Texto del ejercicio:
○ ○ ○ ○ ○ ○ ○

Sólo para que todo fuera aún más raro, en un día en que se intensificaba la especulación sobre si Trump buscaba frenar la investigación sobre el papel de los rusos en su elección, el presidente recibió este miércoles en la Casa Blanca al canciller ruso Sergey Lavrov y su embajador Sergey Kislyak cuyos contactos con el procurador general Jeff Sessions, Flynn y otros cercanos a Trump son parte de la investigación.

Pero hay más: Trump también este miércoles se reunió con Henry Kissinger, quien, entre otras cosas, fue el secretario de Estado y estratega de Nixon. Fue ahí -durante una sesión de fotos- que Trump respondió a una pregunta sobre por qué echó a Comey: “porque no estaba haciendo un buen trabajo”.

○ ○ ○ ○ ○ ○ ○

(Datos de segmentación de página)
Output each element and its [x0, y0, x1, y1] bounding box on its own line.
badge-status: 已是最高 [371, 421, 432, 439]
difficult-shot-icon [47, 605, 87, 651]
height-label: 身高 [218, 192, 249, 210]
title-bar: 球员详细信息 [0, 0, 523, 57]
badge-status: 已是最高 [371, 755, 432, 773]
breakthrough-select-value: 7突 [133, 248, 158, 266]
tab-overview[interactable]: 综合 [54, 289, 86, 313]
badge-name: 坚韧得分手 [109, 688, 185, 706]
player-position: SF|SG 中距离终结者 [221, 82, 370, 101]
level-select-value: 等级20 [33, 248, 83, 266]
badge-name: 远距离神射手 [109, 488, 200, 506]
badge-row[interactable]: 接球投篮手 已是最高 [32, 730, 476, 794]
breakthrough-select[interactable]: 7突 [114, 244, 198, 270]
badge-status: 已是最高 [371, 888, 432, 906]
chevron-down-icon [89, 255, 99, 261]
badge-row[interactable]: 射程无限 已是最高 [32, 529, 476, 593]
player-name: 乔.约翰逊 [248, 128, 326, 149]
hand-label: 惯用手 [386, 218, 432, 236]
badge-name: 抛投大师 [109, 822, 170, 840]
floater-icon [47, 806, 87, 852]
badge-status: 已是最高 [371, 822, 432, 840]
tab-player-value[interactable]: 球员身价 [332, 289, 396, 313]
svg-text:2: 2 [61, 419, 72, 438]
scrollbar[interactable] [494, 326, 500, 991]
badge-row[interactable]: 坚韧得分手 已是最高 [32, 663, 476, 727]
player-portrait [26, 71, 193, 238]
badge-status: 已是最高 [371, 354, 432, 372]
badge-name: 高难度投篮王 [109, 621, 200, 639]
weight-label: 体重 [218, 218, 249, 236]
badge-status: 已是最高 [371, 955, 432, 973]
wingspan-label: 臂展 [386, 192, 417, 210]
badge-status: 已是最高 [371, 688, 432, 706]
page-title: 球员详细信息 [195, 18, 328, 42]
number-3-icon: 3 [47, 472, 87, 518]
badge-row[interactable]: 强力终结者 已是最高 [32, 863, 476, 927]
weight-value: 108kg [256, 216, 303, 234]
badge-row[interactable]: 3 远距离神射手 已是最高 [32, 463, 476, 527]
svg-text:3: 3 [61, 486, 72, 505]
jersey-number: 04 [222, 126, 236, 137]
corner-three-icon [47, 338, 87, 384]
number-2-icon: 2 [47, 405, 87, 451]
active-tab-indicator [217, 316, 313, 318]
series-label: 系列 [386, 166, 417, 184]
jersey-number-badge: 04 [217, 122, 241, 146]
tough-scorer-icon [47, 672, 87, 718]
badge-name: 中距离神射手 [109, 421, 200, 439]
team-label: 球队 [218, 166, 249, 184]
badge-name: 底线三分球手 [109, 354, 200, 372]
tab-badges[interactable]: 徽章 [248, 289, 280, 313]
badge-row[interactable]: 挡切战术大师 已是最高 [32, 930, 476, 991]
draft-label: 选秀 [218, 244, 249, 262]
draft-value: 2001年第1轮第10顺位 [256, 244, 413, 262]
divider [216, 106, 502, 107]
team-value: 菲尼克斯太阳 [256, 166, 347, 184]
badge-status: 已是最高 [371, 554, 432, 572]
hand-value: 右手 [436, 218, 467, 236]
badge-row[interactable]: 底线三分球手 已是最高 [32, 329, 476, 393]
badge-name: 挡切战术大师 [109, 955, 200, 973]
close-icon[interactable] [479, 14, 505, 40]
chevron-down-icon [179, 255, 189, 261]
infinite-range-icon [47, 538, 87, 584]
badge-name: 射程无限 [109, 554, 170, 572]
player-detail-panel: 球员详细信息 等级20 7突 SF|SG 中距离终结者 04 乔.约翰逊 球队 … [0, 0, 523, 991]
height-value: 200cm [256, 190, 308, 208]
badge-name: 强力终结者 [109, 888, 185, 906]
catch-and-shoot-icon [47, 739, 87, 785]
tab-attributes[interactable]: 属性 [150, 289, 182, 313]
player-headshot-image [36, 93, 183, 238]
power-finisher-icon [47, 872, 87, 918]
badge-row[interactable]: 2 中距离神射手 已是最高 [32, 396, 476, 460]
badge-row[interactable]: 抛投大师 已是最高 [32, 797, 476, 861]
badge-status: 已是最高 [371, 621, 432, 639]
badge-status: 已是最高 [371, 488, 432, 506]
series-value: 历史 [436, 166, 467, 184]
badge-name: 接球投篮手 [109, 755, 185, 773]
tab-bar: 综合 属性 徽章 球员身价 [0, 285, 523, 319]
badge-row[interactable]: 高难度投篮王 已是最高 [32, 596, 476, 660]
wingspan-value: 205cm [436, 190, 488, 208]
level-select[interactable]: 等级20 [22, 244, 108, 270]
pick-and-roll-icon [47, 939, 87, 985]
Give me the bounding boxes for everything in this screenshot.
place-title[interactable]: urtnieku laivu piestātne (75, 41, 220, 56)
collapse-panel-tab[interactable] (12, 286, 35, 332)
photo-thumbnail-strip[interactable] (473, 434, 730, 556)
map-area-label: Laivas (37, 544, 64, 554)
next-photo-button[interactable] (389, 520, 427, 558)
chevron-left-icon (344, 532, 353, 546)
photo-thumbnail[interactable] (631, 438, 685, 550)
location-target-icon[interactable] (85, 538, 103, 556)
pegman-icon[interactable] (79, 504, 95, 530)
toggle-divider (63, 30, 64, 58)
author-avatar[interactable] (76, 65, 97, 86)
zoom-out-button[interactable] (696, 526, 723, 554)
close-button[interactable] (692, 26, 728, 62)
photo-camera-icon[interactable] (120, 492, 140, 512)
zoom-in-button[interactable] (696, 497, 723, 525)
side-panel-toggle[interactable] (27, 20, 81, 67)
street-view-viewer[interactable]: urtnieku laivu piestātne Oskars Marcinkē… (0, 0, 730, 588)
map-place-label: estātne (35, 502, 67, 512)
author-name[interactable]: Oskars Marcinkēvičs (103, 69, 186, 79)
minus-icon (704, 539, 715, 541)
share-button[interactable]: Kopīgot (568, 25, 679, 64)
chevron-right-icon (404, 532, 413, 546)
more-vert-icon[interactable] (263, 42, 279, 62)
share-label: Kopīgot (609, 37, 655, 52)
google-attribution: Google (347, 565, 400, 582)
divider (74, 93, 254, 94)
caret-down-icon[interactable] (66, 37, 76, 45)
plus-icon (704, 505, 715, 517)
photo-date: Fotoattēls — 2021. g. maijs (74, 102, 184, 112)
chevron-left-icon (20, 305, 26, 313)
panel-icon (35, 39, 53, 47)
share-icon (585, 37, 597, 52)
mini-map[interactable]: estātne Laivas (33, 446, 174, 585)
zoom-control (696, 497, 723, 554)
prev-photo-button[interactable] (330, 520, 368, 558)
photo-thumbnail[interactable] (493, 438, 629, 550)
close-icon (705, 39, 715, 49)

○ ○ ○ ○ ○ ○ ○

Tareas:
1 - Según el texto sobre Trump:
(a) ¿A quiénes recibió el presidente este miércoles en la Casa Blanca?
(b) ¿Con qué otra persona se reunió Trump ese mismo miércoles?
(c) ¿Qué respondió Trump a la pregunta sobre por qué echó a Comey?
2 - ¿Concuerdan estas afirmaciones con el texto sobre Trump?
(a) Henry Kissinger fue secretario de Estado de Nixon.
(b) Trump explicó la salida de Comey en una conferencia de prensa.
(c) Los contactos de Kislyak con Jeff Sessions forman parte de la investigación.
3 - ¿Puedes duplicar, sin cambiar nada, el fragmento del texto sobre Trump que empieza en "Sólo para que" y termina en "de la investigación."?
Para responder, usa únicamente el texto.

Lista de respuestas:
1 -
(a) Al canciller ruso Sergey Lavrov y a su embajador Sergey Kislyak.
(b) Con Henry Kissinger.
(c) "porque no estaba haciendo un buen trabajo".

2 -
(a) Sí: "fue el secretario de Estado y estratega de Nixon".
(b) No: "durante una sesión de fotos".
(c) Sí: "cuyos contactos con el procurador general Jeff Sessions, Flynn y otros cercanos a Trump son parte de la investigación".

3 -
Sólo para que todo fuera aún más raro, en un día en que se intensificaba la especulación sobre si Trump buscaba frenar la investigación sobre el papel de los rusos en su elección, el presidente recibió este miércoles en la Casa Blanca al canciller ruso Sergey Lavrov y su embajador Sergey Kislyak cuyos contactos con el procurador general Jeff Sessions, Flynn y otros cercanos a Trump son parte de la investigación.